**Stored rows**
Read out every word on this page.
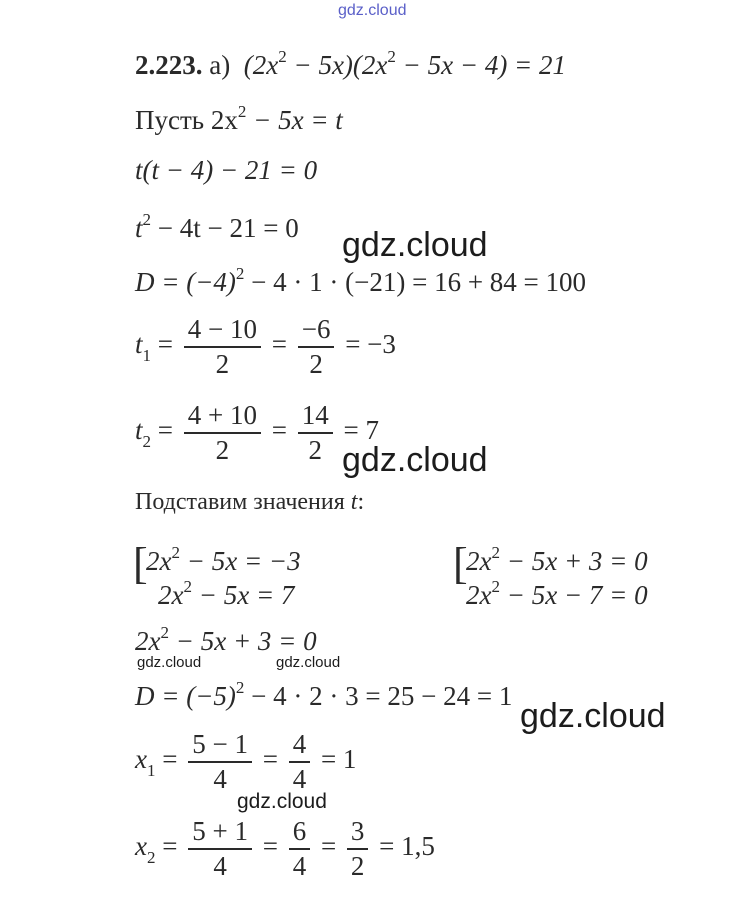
gdz.cloud
gdz.cloud
gdz.cloud
gdz.cloud	gdz.cloud
gdz.cloud
gdz.cloud
2.223. а) $(2x^2 - 5x)(2x^2 - 5x - 4) = 21$
Пусть $2x^2 - 5x = t$
t(t − 4) − 21 = 0
$t^2 - 4t - 21 = 0$
$D = (-4)^2 - 4 \cdot 1 \cdot (-21) = 16 + 84 = 100$
$t_1 = \frac{4 - 10}{2} = \frac{-6}{2} = -3$
$t_2 = \frac{4 + 10}{2} = \frac{14}{2} = 7$
Подставим значения t:
[
$2x^2 - 5x = -3$
$2x^2 - 5x = 7$
[
$2x^2 - 5x + 3 = 0$
$2x^2 - 5x - 7 = 0$
$2x^2 - 5x + 3 = 0$
$D = (-5)^2 - 4 \cdot 2 \cdot 3 = 25 - 24 = 1$
$x_1 = \frac{5 - 1}{4} = \frac{4}{4} = 1$
$x_2 = \frac{5 + 1}{4} = \frac{6}{4} = \frac{3}{2} = 1,5$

**Work to complete**
Restate the records above in full, word for word. Keep pictures out.

**Correct result**
Read out every word on this page.
gdz.cloud
gdz.cloud
gdz.cloud
gdz.cloud	gdz.cloud
gdz.cloud
gdz.cloud
2.223. а) $(2x^2 - 5x)(2x^2 - 5x - 4) = 21$
Пусть $2x^2 - 5x = t$
t(t − 4) − 21 = 0
$t^2 - 4t - 21 = 0$
$D = (-4)^2 - 4 \cdot 1 \cdot (-21) = 16 + 84 = 100$
$t_1 = \frac{4 - 10}{2} = \frac{-6}{2} = -3$
$t_2 = \frac{4 + 10}{2} = \frac{14}{2} = 7$
Подставим значения t:
[
$2x^2 - 5x = -3$
$2x^2 - 5x = 7$
[
$2x^2 - 5x + 3 = 0$
$2x^2 - 5x - 7 = 0$
$2x^2 - 5x + 3 = 0$
$D = (-5)^2 - 4 \cdot 2 \cdot 3 = 25 - 24 = 1$
$x_1 = \frac{5 - 1}{4} = \frac{4}{4} = 1$
$x_2 = \frac{5 + 1}{4} = \frac{6}{4} = \frac{3}{2} = 1,5$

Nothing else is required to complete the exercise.